Your instructions: Each line below must be set down exactly; omit any image you find.

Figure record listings
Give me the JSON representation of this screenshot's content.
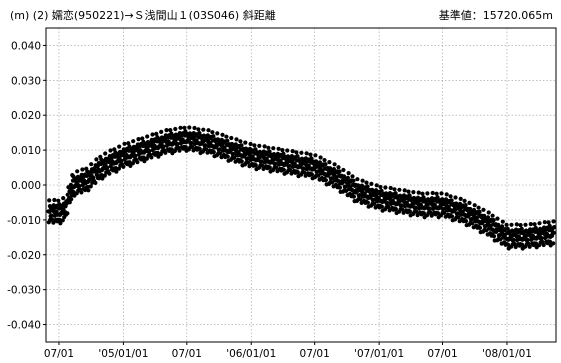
{
  "header": {
    "left": "(m) (2) 嬬恋(950221)→Ｓ浅間山１(03S046)   斜距離",
    "right": "基準値：15720.065m"
  },
  "chart_data": {
    "type": "scatter",
    "title": "(2) 嬬恋(950221)→Ｓ浅間山１(03S046)   斜距離",
    "unit": "(m)",
    "reference": "基準値：15720.065m",
    "xlabel": "",
    "ylabel": "(m)",
    "xlim": [
      "2004-05-25",
      "2008-05-20"
    ],
    "ylim": [
      -0.045,
      0.045
    ],
    "grid": true,
    "y_ticks": [
      "0.040",
      "0.030",
      "0.020",
      "0.010",
      "0.000",
      "-0.010",
      "-0.020",
      "-0.030",
      "-0.040"
    ],
    "y_tick_values": [
      0.04,
      0.03,
      0.02,
      0.01,
      0.0,
      -0.01,
      -0.02,
      -0.03,
      -0.04
    ],
    "x_ticks": [
      "07/01",
      "'05/01/01",
      "07/01",
      "'06/01/01",
      "07/01",
      "'07/01/01",
      "07/01",
      "'08/01/01"
    ],
    "x_tick_dates": [
      "2004-07-01",
      "2005-01-01",
      "2005-07-01",
      "2006-01-01",
      "2006-07-01",
      "2007-01-01",
      "2007-07-01",
      "2008-01-01"
    ],
    "marker_color": "#000000",
    "series": [
      {
        "trend": [
          {
            "x": "2004-06-01",
            "y": -0.008
          },
          {
            "x": "2004-07-01",
            "y": -0.008
          },
          {
            "x": "2004-07-20",
            "y": -0.007
          },
          {
            "x": "2004-08-10",
            "y": 0.0
          },
          {
            "x": "2004-09-15",
            "y": 0.001
          },
          {
            "x": "2004-11-01",
            "y": 0.005
          },
          {
            "x": "2005-01-01",
            "y": 0.008
          },
          {
            "x": "2005-03-01",
            "y": 0.01
          },
          {
            "x": "2005-05-01",
            "y": 0.012
          },
          {
            "x": "2005-07-01",
            "y": 0.013
          },
          {
            "x": "2005-09-01",
            "y": 0.012
          },
          {
            "x": "2005-11-01",
            "y": 0.01
          },
          {
            "x": "2006-01-01",
            "y": 0.008
          },
          {
            "x": "2006-03-01",
            "y": 0.007
          },
          {
            "x": "2006-05-01",
            "y": 0.006
          },
          {
            "x": "2006-07-01",
            "y": 0.005
          },
          {
            "x": "2006-09-01",
            "y": 0.002
          },
          {
            "x": "2006-11-01",
            "y": -0.002
          },
          {
            "x": "2007-01-01",
            "y": -0.004
          },
          {
            "x": "2007-03-01",
            "y": -0.005
          },
          {
            "x": "2007-05-01",
            "y": -0.006
          },
          {
            "x": "2007-07-01",
            "y": -0.006
          },
          {
            "x": "2007-09-01",
            "y": -0.008
          },
          {
            "x": "2007-11-01",
            "y": -0.011
          },
          {
            "x": "2008-01-01",
            "y": -0.015
          },
          {
            "x": "2008-03-01",
            "y": -0.015
          },
          {
            "x": "2008-05-15",
            "y": -0.014
          }
        ],
        "scatter_pattern": [
          0.6,
          -1.1,
          1.8,
          -0.4,
          0.9,
          -1.6,
          0.2,
          1.3,
          -0.8,
          0.5,
          -1.9,
          1.0,
          -0.2,
          1.6,
          -1.3,
          0.7,
          -0.6,
          2.0,
          -1.0,
          0.3,
          1.4,
          -1.7,
          0.8,
          -0.3,
          1.1,
          -1.4,
          0.4,
          -0.9,
          1.9,
          -0.5,
          0.1,
          1.2,
          -1.2,
          0.6,
          -2.0,
          1.5,
          -0.7,
          0.9,
          -0.1,
          1.7
        ]
      }
    ],
    "count_per_day": 1,
    "spread": 0.0016
  }
}
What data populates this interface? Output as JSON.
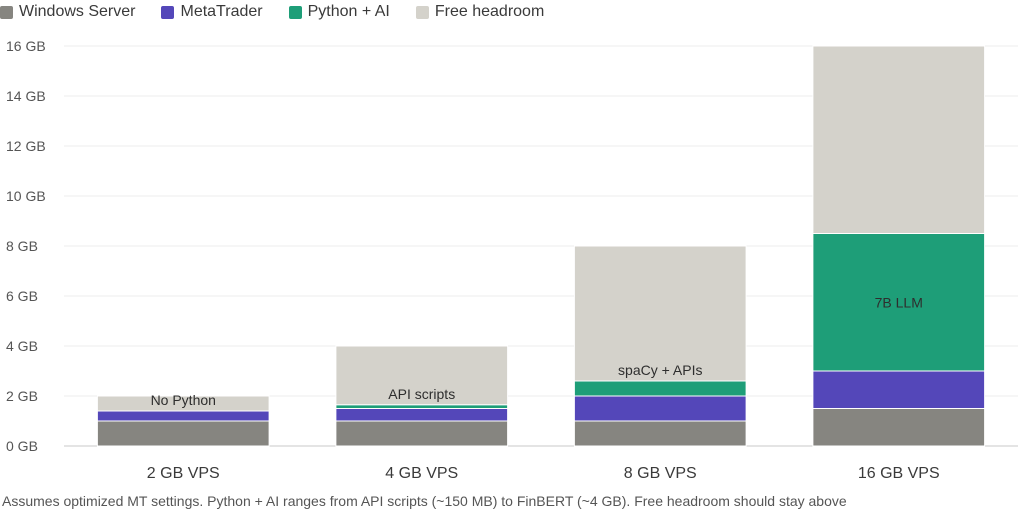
{
  "legend": {
    "items": [
      {
        "label": "Windows Server",
        "color": "#868580"
      },
      {
        "label": "MetaTrader",
        "color": "#5447b9"
      },
      {
        "label": "Python + AI",
        "color": "#1e9e78"
      },
      {
        "label": "Free headroom",
        "color": "#d4d2cb"
      }
    ]
  },
  "chart_data": {
    "type": "bar",
    "stacked": true,
    "categories": [
      "2 GB VPS",
      "4 GB VPS",
      "8 GB VPS",
      "16 GB VPS"
    ],
    "series": [
      {
        "name": "Windows Server",
        "color": "#868580",
        "values": [
          1.0,
          1.0,
          1.0,
          1.5
        ]
      },
      {
        "name": "MetaTrader",
        "color": "#5447b9",
        "values": [
          0.4,
          0.5,
          1.0,
          1.5
        ]
      },
      {
        "name": "Python + AI",
        "color": "#1e9e78",
        "values": [
          0,
          0.15,
          0.6,
          5.5
        ]
      },
      {
        "name": "Free headroom",
        "color": "#d4d2cb",
        "values": [
          0.6,
          2.35,
          5.4,
          7.5
        ]
      }
    ],
    "bar_annotations": [
      "No Python",
      "API scripts",
      "spaCy + APIs",
      "7B LLM"
    ],
    "y_ticks": [
      "0 GB",
      "2 GB",
      "4 GB",
      "6 GB",
      "8 GB",
      "10 GB",
      "12 GB",
      "14 GB",
      "16 GB"
    ],
    "ylim": [
      0,
      16
    ],
    "grid": true,
    "legend_position": "top-left"
  },
  "footnote": "Assumes optimized MT settings. Python + AI ranges from API scripts (~150 MB) to FinBERT (~4 GB). Free headroom should stay above"
}
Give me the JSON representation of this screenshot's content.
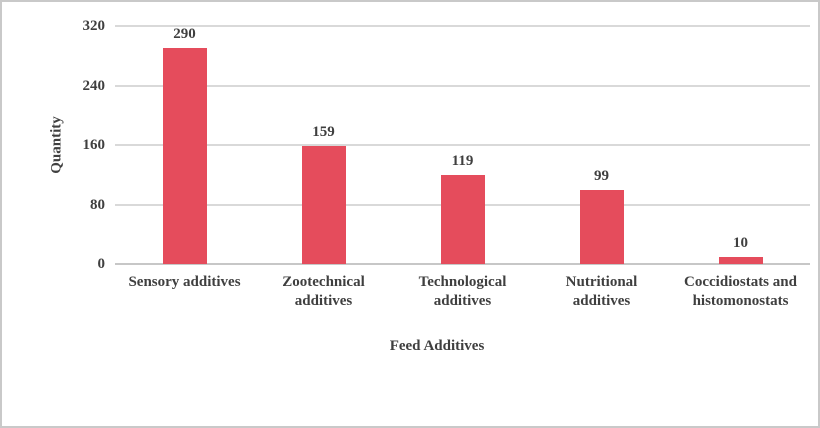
{
  "chart_data": {
    "type": "bar",
    "title": "",
    "categories": [
      "Sensory additives",
      "Zootechnical\nadditives",
      "Technological\nadditives",
      "Nutritional\nadditives",
      "Coccidiostats and\nhistomonostats"
    ],
    "values": [
      290,
      159,
      119,
      99,
      10
    ],
    "xlabel": "Feed Additives",
    "ylabel": "Quantity",
    "ylim": [
      0,
      320
    ],
    "yticks": [
      0,
      80,
      160,
      240,
      320
    ],
    "grid": "horizontal",
    "legend": "none",
    "data_labels": true,
    "colors": {
      "bar": "#e54c5c",
      "gridline": "#d9d9d9",
      "axis_line": "#c7c7c7",
      "text": "#3f3f3f",
      "frame_border": "#c9c9c9"
    }
  }
}
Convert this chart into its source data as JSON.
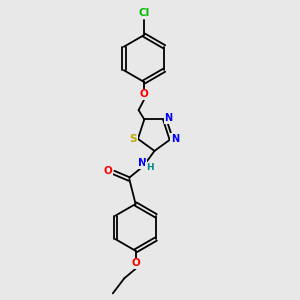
{
  "background_color": "#e8e8e8",
  "bond_color": "#000000",
  "atom_colors": {
    "Cl": "#00bb00",
    "O": "#ff0000",
    "N": "#0000ff",
    "S": "#bbaa00",
    "C": "#000000",
    "H": "#008888"
  },
  "fig_w": 3.0,
  "fig_h": 3.0,
  "dpi": 100
}
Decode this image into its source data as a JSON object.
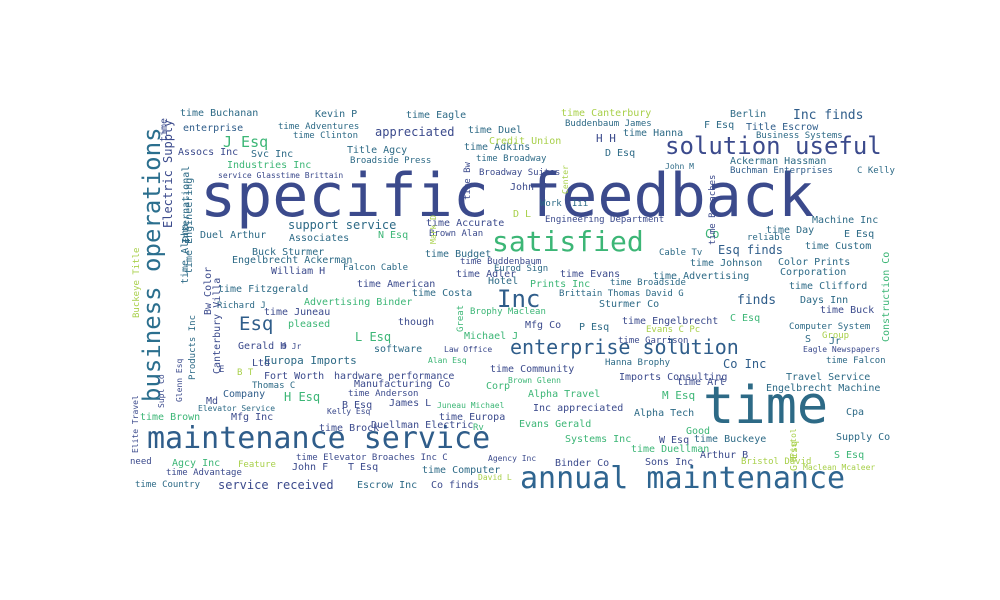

Task response:
Give me the JSON representation of this screenshot's content.
{
  "header": {
    "left": "(m) (2) 嬬恋(950221)→Ｓ浅間山１(03S046)   斜距離",
    "right": "基準値：15720.065m"
  },
  "chart_data": {
    "type": "scatter",
    "title": "(2) 嬬恋(950221)→Ｓ浅間山１(03S046)   斜距離",
    "unit": "(m)",
    "reference": "基準値：15720.065m",
    "xlabel": "",
    "ylabel": "(m)",
    "xlim": [
      "2004-05-25",
      "2008-05-20"
    ],
    "ylim": [
      -0.045,
      0.045
    ],
    "grid": true,
    "y_ticks": [
      "0.040",
      "0.030",
      "0.020",
      "0.010",
      "0.000",
      "-0.010",
      "-0.020",
      "-0.030",
      "-0.040"
    ],
    "y_tick_values": [
      0.04,
      0.03,
      0.02,
      0.01,
      0.0,
      -0.01,
      -0.02,
      -0.03,
      -0.04
    ],
    "x_ticks": [
      "07/01",
      "'05/01/01",
      "07/01",
      "'06/01/01",
      "07/01",
      "'07/01/01",
      "07/01",
      "'08/01/01"
    ],
    "x_tick_dates": [
      "2004-07-01",
      "2005-01-01",
      "2005-07-01",
      "2006-01-01",
      "2006-07-01",
      "2007-01-01",
      "2007-07-01",
      "2008-01-01"
    ],
    "marker_color": "#000000",
    "series": [
      {
        "trend": [
          {
            "x": "2004-06-01",
            "y": -0.008
          },
          {
            "x": "2004-07-01",
            "y": -0.008
          },
          {
            "x": "2004-07-20",
            "y": -0.007
          },
          {
            "x": "2004-08-10",
            "y": 0.0
          },
          {
            "x": "2004-09-15",
            "y": 0.001
          },
          {
            "x": "2004-11-01",
            "y": 0.005
          },
          {
            "x": "2005-01-01",
            "y": 0.008
          },
          {
            "x": "2005-03-01",
            "y": 0.01
          },
          {
            "x": "2005-05-01",
            "y": 0.012
          },
          {
            "x": "2005-07-01",
            "y": 0.013
          },
          {
            "x": "2005-09-01",
            "y": 0.012
          },
          {
            "x": "2005-11-01",
            "y": 0.01
          },
          {
            "x": "2006-01-01",
            "y": 0.008
          },
          {
            "x": "2006-03-01",
            "y": 0.007
          },
          {
            "x": "2006-05-01",
            "y": 0.006
          },
          {
            "x": "2006-07-01",
            "y": 0.005
          },
          {
            "x": "2006-09-01",
            "y": 0.002
          },
          {
            "x": "2006-11-01",
            "y": -0.002
          },
          {
            "x": "2007-01-01",
            "y": -0.004
          },
          {
            "x": "2007-03-01",
            "y": -0.005
          },
          {
            "x": "2007-05-01",
            "y": -0.006
          },
          {
            "x": "2007-07-01",
            "y": -0.006
          },
          {
            "x": "2007-09-01",
            "y": -0.008
          },
          {
            "x": "2007-11-01",
            "y": -0.011
          },
          {
            "x": "2008-01-01",
            "y": -0.015
          },
          {
            "x": "2008-03-01",
            "y": -0.015
          },
          {
            "x": "2008-05-15",
            "y": -0.014
          }
        ],
        "scatter_pattern": [
          0.6,
          -1.1,
          1.8,
          -0.4,
          0.9,
          -1.6,
          0.2,
          1.3,
          -0.8,
          0.5,
          -1.9,
          1.0,
          -0.2,
          1.6,
          -1.3,
          0.7,
          -0.6,
          2.0,
          -1.0,
          0.3,
          1.4,
          -1.7,
          0.8,
          -0.3,
          1.1,
          -1.4,
          0.4,
          -0.9,
          1.9,
          -0.5,
          0.1,
          1.2,
          -1.2,
          0.6,
          -2.0,
          1.5,
          -0.7,
          0.9,
          -0.1,
          1.7
        ]
      }
    ],
    "count_per_day": 1,
    "spread": 0.0016
  }
}
What data populates this interface? Output as JSON.
{
  "legend": {
    "items": [
      {
        "label": "Windows Server",
        "color": "#868580"
      },
      {
        "label": "MetaTrader",
        "color": "#5447b9"
      },
      {
        "label": "Python + AI",
        "color": "#1e9e78"
      },
      {
        "label": "Free headroom",
        "color": "#d4d2cb"
      }
    ]
  },
  "chart_data": {
    "type": "bar",
    "stacked": true,
    "categories": [
      "2 GB VPS",
      "4 GB VPS",
      "8 GB VPS",
      "16 GB VPS"
    ],
    "series": [
      {
        "name": "Windows Server",
        "color": "#868580",
        "values": [
          1.0,
          1.0,
          1.0,
          1.5
        ]
      },
      {
        "name": "MetaTrader",
        "color": "#5447b9",
        "values": [
          0.4,
          0.5,
          1.0,
          1.5
        ]
      },
      {
        "name": "Python + AI",
        "color": "#1e9e78",
        "values": [
          0,
          0.15,
          0.6,
          5.5
        ]
      },
      {
        "name": "Free headroom",
        "color": "#d4d2cb",
        "values": [
          0.6,
          2.35,
          5.4,
          7.5
        ]
      }
    ],
    "bar_annotations": [
      "No Python",
      "API scripts",
      "spaCy + APIs",
      "7B LLM"
    ],
    "y_ticks": [
      "0 GB",
      "2 GB",
      "4 GB",
      "6 GB",
      "8 GB",
      "10 GB",
      "12 GB",
      "14 GB",
      "16 GB"
    ],
    "ylim": [
      0,
      16
    ],
    "grid": true,
    "legend_position": "top-left"
  },
  "footnote": "Assumes optimized MT settings. Python + AI ranges from API scripts (~150 MB) to FinBERT (~4 GB). Free headroom should stay above"
}
Give me the JSON representation of this screenshot's content.
{
  "chart_data": {
    "type": "bar",
    "title": "",
    "categories": [
      "Sensory additives",
      "Zootechnical\nadditives",
      "Technological\nadditives",
      "Nutritional\nadditives",
      "Coccidiostats and\nhistomonostats"
    ],
    "values": [
      290,
      159,
      119,
      99,
      10
    ],
    "xlabel": "Feed Additives",
    "ylabel": "Quantity",
    "ylim": [
      0,
      320
    ],
    "yticks": [
      0,
      80,
      160,
      240,
      320
    ],
    "grid": "horizontal",
    "legend": "none",
    "data_labels": true,
    "colors": {
      "bar": "#e54c5c",
      "gridline": "#d9d9d9",
      "axis_line": "#c7c7c7",
      "text": "#3f3f3f",
      "frame_border": "#c9c9c9"
    }
  }
}
Convert this chart into its source data as JSON.
{
  "background_color": "#e8e8e8",
  "bond_color": "#000000",
  "atom_colors": {
    "Cl": "#00bb00",
    "O": "#ff0000",
    "N": "#0000ff",
    "S": "#bbaa00",
    "C": "#000000",
    "H": "#008888"
  },
  "fig_w": 3.0,
  "fig_h": 3.0,
  "dpi": 100
}
Decode this image into its source data as a JSON object.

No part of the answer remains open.